**Task objective:** Without altering anything, repeat each of the records.
Start Materials provided
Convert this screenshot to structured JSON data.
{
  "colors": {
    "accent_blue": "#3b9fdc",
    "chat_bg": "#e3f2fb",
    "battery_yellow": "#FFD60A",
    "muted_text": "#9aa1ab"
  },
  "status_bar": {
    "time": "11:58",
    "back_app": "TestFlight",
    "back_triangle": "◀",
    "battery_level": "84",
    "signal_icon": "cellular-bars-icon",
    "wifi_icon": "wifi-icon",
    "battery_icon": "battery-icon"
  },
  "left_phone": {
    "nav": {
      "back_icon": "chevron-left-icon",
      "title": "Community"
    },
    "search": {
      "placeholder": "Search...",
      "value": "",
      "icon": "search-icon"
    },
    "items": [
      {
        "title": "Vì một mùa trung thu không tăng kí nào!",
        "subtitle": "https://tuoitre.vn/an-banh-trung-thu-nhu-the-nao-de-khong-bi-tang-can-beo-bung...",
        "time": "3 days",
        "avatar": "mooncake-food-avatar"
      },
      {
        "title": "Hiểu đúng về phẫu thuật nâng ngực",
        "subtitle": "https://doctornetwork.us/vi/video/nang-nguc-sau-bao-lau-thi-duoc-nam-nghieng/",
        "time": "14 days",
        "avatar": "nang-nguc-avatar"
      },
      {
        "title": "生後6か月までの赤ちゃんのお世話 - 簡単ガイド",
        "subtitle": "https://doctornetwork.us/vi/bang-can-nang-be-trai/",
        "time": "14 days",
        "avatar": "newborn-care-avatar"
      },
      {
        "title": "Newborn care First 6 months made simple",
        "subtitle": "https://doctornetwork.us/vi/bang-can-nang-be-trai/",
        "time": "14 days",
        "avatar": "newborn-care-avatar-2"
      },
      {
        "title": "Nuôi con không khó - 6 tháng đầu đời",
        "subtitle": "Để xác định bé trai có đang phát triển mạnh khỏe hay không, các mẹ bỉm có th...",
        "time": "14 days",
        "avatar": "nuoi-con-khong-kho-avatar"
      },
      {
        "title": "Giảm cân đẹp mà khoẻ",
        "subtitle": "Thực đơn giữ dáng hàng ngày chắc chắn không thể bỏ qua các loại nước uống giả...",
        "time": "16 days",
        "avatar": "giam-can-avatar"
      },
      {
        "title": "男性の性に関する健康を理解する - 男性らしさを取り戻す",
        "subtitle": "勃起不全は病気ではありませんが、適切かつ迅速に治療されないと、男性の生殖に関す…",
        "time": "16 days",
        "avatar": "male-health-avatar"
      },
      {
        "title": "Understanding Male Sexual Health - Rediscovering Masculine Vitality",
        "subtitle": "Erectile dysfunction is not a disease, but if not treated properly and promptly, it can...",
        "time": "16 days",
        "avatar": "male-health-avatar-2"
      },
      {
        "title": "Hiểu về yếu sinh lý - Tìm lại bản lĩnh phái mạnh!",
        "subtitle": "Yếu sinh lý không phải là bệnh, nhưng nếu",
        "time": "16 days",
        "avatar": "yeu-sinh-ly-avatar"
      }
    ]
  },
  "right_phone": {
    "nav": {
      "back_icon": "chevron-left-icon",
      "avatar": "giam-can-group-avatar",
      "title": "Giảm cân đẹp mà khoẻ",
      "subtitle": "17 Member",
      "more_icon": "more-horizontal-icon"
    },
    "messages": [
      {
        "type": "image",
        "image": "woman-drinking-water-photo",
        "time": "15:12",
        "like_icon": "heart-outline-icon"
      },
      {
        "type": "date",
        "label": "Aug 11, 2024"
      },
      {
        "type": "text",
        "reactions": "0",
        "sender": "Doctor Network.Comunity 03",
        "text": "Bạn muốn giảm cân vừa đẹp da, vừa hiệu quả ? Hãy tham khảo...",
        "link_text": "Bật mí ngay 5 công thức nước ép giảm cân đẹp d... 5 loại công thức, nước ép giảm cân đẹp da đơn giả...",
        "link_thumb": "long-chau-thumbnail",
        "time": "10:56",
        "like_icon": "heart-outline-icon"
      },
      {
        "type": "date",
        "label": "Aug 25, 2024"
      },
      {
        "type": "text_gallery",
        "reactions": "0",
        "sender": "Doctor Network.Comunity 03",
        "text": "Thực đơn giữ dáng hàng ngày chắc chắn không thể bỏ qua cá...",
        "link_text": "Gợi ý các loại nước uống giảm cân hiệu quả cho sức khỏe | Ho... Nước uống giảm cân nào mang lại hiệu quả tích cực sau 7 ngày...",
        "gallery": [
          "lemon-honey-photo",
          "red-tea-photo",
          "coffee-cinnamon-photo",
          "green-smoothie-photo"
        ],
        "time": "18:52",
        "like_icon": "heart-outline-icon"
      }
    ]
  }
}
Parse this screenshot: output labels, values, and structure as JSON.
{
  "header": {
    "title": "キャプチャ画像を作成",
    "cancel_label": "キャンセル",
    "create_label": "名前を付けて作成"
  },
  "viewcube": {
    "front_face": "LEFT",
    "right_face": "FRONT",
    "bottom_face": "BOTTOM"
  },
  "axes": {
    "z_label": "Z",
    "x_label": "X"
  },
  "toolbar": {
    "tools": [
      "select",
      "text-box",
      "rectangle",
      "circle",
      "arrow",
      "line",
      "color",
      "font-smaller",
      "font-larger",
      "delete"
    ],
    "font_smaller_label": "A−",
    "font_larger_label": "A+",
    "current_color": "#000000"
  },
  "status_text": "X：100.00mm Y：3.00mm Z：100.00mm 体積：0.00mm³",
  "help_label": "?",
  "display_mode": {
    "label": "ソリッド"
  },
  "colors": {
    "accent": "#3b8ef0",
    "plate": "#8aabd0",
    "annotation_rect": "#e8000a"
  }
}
End Materials provided
**The response:**
Convert this screenshot to structured JSON data.
{
  "colors": {
    "accent_blue": "#3b9fdc",
    "chat_bg": "#e3f2fb",
    "battery_yellow": "#FFD60A",
    "muted_text": "#9aa1ab"
  },
  "status_bar": {
    "time": "11:58",
    "back_app": "TestFlight",
    "back_triangle": "◀",
    "battery_level": "84",
    "signal_icon": "cellular-bars-icon",
    "wifi_icon": "wifi-icon",
    "battery_icon": "battery-icon"
  },
  "left_phone": {
    "nav": {
      "back_icon": "chevron-left-icon",
      "title": "Community"
    },
    "search": {
      "placeholder": "Search...",
      "value": "",
      "icon": "search-icon"
    },
    "items": [
      {
        "title": "Vì một mùa trung thu không tăng kí nào!",
        "subtitle": "https://tuoitre.vn/an-banh-trung-thu-nhu-the-nao-de-khong-bi-tang-can-beo-bung...",
        "time": "3 days",
        "avatar": "mooncake-food-avatar"
      },
      {
        "title": "Hiểu đúng về phẫu thuật nâng ngực",
        "subtitle": "https://doctornetwork.us/vi/video/nang-nguc-sau-bao-lau-thi-duoc-nam-nghieng/",
        "time": "14 days",
        "avatar": "nang-nguc-avatar"
      },
      {
        "title": "生後6か月までの赤ちゃんのお世話 - 簡単ガイド",
        "subtitle": "https://doctornetwork.us/vi/bang-can-nang-be-trai/",
        "time": "14 days",
        "avatar": "newborn-care-avatar"
      },
      {
        "title": "Newborn care First 6 months made simple",
        "subtitle": "https://doctornetwork.us/vi/bang-can-nang-be-trai/",
        "time": "14 days",
        "avatar": "newborn-care-avatar-2"
      },
      {
        "title": "Nuôi con không khó - 6 tháng đầu đời",
        "subtitle": "Để xác định bé trai có đang phát triển mạnh khỏe hay không, các mẹ bỉm có th...",
        "time": "14 days",
        "avatar": "nuoi-con-khong-kho-avatar"
      },
      {
        "title": "Giảm cân đẹp mà khoẻ",
        "subtitle": "Thực đơn giữ dáng hàng ngày chắc chắn không thể bỏ qua các loại nước uống giả...",
        "time": "16 days",
        "avatar": "giam-can-avatar"
      },
      {
        "title": "男性の性に関する健康を理解する - 男性らしさを取り戻す",
        "subtitle": "勃起不全は病気ではありませんが、適切かつ迅速に治療されないと、男性の生殖に関す…",
        "time": "16 days",
        "avatar": "male-health-avatar"
      },
      {
        "title": "Understanding Male Sexual Health - Rediscovering Masculine Vitality",
        "subtitle": "Erectile dysfunction is not a disease, but if not treated properly and promptly, it can...",
        "time": "16 days",
        "avatar": "male-health-avatar-2"
      },
      {
        "title": "Hiểu về yếu sinh lý - Tìm lại bản lĩnh phái mạnh!",
        "subtitle": "Yếu sinh lý không phải là bệnh, nhưng nếu",
        "time": "16 days",
        "avatar": "yeu-sinh-ly-avatar"
      }
    ]
  },
  "right_phone": {
    "nav": {
      "back_icon": "chevron-left-icon",
      "avatar": "giam-can-group-avatar",
      "title": "Giảm cân đẹp mà khoẻ",
      "subtitle": "17 Member",
      "more_icon": "more-horizontal-icon"
    },
    "messages": [
      {
        "type": "image",
        "image": "woman-drinking-water-photo",
        "time": "15:12",
        "like_icon": "heart-outline-icon"
      },
      {
        "type": "date",
        "label": "Aug 11, 2024"
      },
      {
        "type": "text",
        "reactions": "0",
        "sender": "Doctor Network.Comunity 03",
        "text": "Bạn muốn giảm cân vừa đẹp da, vừa hiệu quả ? Hãy tham khảo...",
        "link_text": "Bật mí ngay 5 công thức nước ép giảm cân đẹp d... 5 loại công thức, nước ép giảm cân đẹp da đơn giả...",
        "link_thumb": "long-chau-thumbnail",
        "time": "10:56",
        "like_icon": "heart-outline-icon"
      },
      {
        "type": "date",
        "label": "Aug 25, 2024"
      },
      {
        "type": "text_gallery",
        "reactions": "0",
        "sender": "Doctor Network.Comunity 03",
        "text": "Thực đơn giữ dáng hàng ngày chắc chắn không thể bỏ qua cá...",
        "link_text": "Gợi ý các loại nước uống giảm cân hiệu quả cho sức khỏe | Ho... Nước uống giảm cân nào mang lại hiệu quả tích cực sau 7 ngày...",
        "gallery": [
          "lemon-honey-photo",
          "red-tea-photo",
          "coffee-cinnamon-photo",
          "green-smoothie-photo"
        ],
        "time": "18:52",
        "like_icon": "heart-outline-icon"
      }
    ]
  }
}
Parse this screenshot: output labels, values, and structure as JSON.
{
  "header": {
    "title": "キャプチャ画像を作成",
    "cancel_label": "キャンセル",
    "create_label": "名前を付けて作成"
  },
  "viewcube": {
    "front_face": "LEFT",
    "right_face": "FRONT",
    "bottom_face": "BOTTOM"
  },
  "axes": {
    "z_label": "Z",
    "x_label": "X"
  },
  "toolbar": {
    "tools": [
      "select",
      "text-box",
      "rectangle",
      "circle",
      "arrow",
      "line",
      "color",
      "font-smaller",
      "font-larger",
      "delete"
    ],
    "font_smaller_label": "A−",
    "font_larger_label": "A+",
    "current_color": "#000000"
  },
  "status_text": "X：100.00mm Y：3.00mm Z：100.00mm 体積：0.00mm³",
  "help_label": "?",
  "display_mode": {
    "label": "ソリッド"
  },
  "colors": {
    "accent": "#3b8ef0",
    "plate": "#8aabd0",
    "annotation_rect": "#e8000a"
  }
}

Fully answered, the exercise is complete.